Instructions to follow:
Omit images. Retype all entries verbatim.

··· Dataset ···

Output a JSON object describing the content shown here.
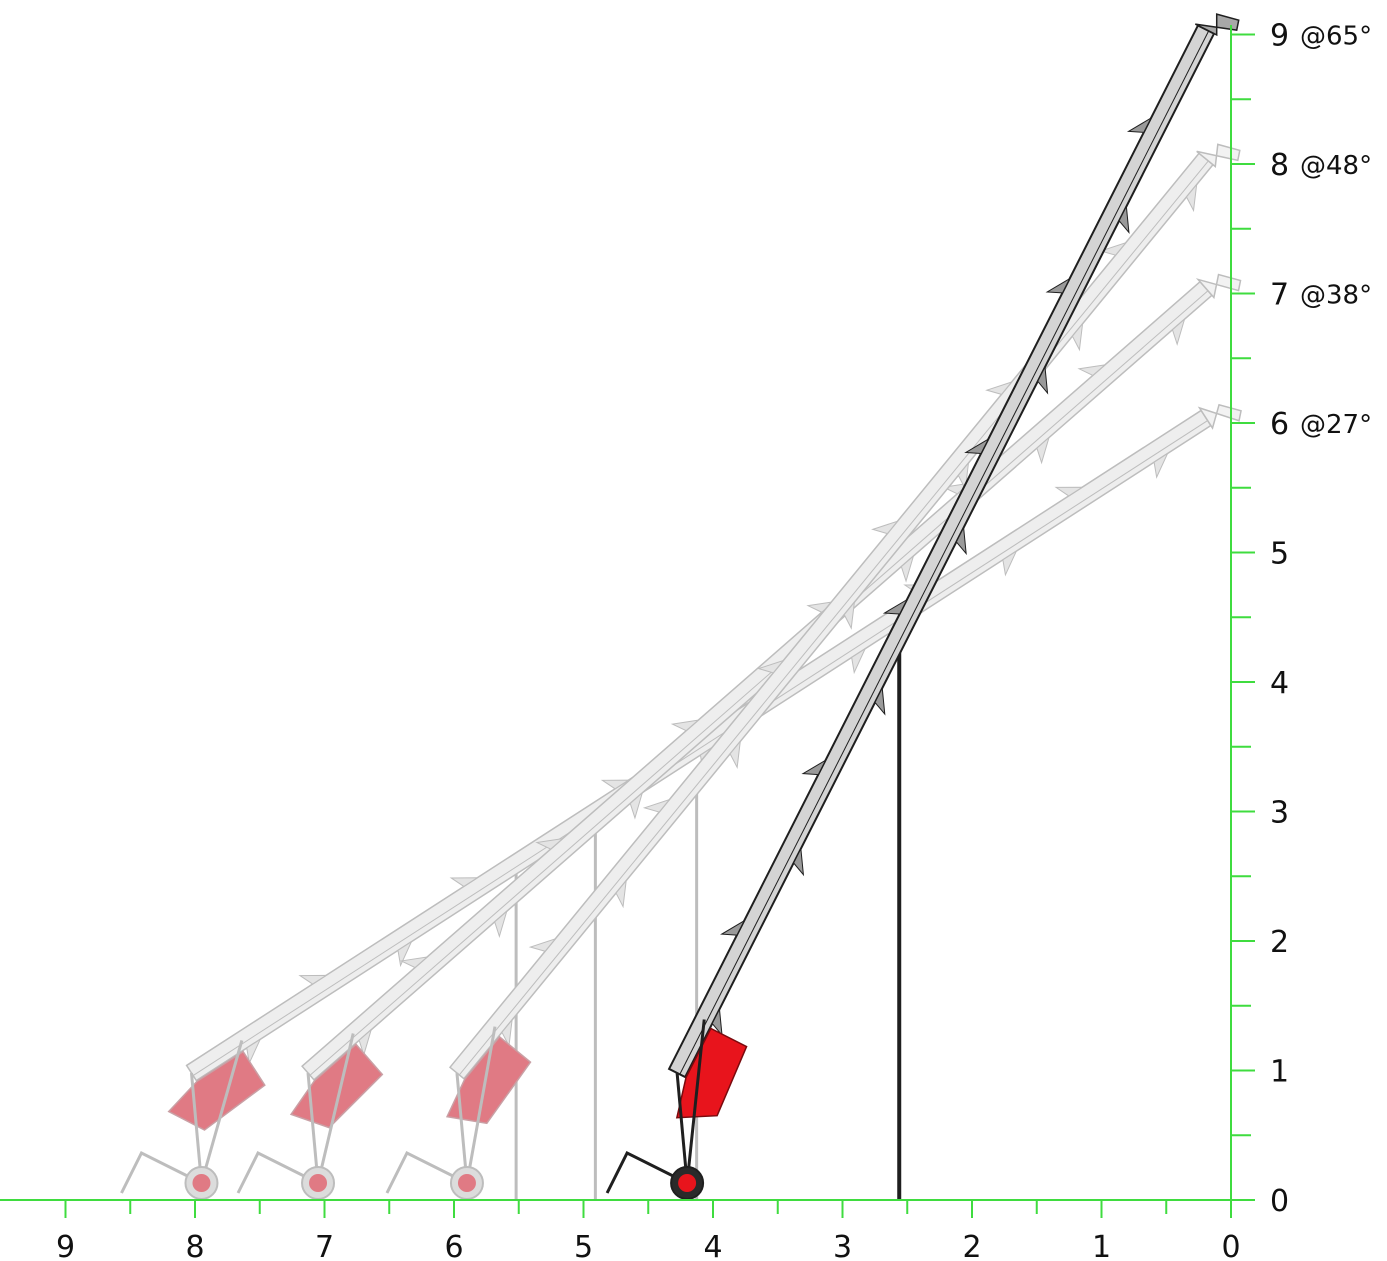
{
  "colors": {
    "axis": "#3fdc3f",
    "body_fill": "#d4d4d4",
    "body_stroke": "#1f1f1f",
    "hopper": "#e8141c",
    "faded_stroke": "#bdbdbd",
    "faded_fill": "#eeeeee",
    "faded_hopper": "#e07a84"
  },
  "x_axis": {
    "ticks": [
      "9",
      "8",
      "7",
      "6",
      "5",
      "4",
      "3",
      "2",
      "1",
      "0"
    ]
  },
  "y_axis": {
    "ticks": [
      "0",
      "1",
      "2",
      "3",
      "4",
      "5",
      "6",
      "7",
      "8",
      "9"
    ],
    "angle_labels": [
      {
        "height": 6,
        "label": "@27°"
      },
      {
        "height": 7,
        "label": "@38°"
      },
      {
        "height": 8,
        "label": "@48°"
      },
      {
        "height": 9,
        "label": "@65°"
      }
    ]
  },
  "conveyors": [
    {
      "angle": "27°",
      "top_height": 6,
      "wheel_distance": 7.95,
      "state": "faded"
    },
    {
      "angle": "38°",
      "top_height": 7,
      "wheel_distance": 7.05,
      "state": "faded"
    },
    {
      "angle": "48°",
      "top_height": 8,
      "wheel_distance": 5.9,
      "state": "faded"
    },
    {
      "angle": "65°",
      "top_height": 9,
      "wheel_distance": 4.2,
      "state": "active"
    }
  ]
}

···

Solved exercise:
Output a JSON object describing the content shown here.
{
  "colors": {
    "axis": "#3fdc3f",
    "body_fill": "#d4d4d4",
    "body_stroke": "#1f1f1f",
    "hopper": "#e8141c",
    "faded_stroke": "#bdbdbd",
    "faded_fill": "#eeeeee",
    "faded_hopper": "#e07a84"
  },
  "x_axis": {
    "ticks": [
      "9",
      "8",
      "7",
      "6",
      "5",
      "4",
      "3",
      "2",
      "1",
      "0"
    ]
  },
  "y_axis": {
    "ticks": [
      "0",
      "1",
      "2",
      "3",
      "4",
      "5",
      "6",
      "7",
      "8",
      "9"
    ],
    "angle_labels": [
      {
        "height": 6,
        "label": "@27°"
      },
      {
        "height": 7,
        "label": "@38°"
      },
      {
        "height": 8,
        "label": "@48°"
      },
      {
        "height": 9,
        "label": "@65°"
      }
    ]
  },
  "conveyors": [
    {
      "angle": "27°",
      "top_height": 6,
      "wheel_distance": 7.95,
      "state": "faded"
    },
    {
      "angle": "38°",
      "top_height": 7,
      "wheel_distance": 7.05,
      "state": "faded"
    },
    {
      "angle": "48°",
      "top_height": 8,
      "wheel_distance": 5.9,
      "state": "faded"
    },
    {
      "angle": "65°",
      "top_height": 9,
      "wheel_distance": 4.2,
      "state": "active"
    }
  ]
}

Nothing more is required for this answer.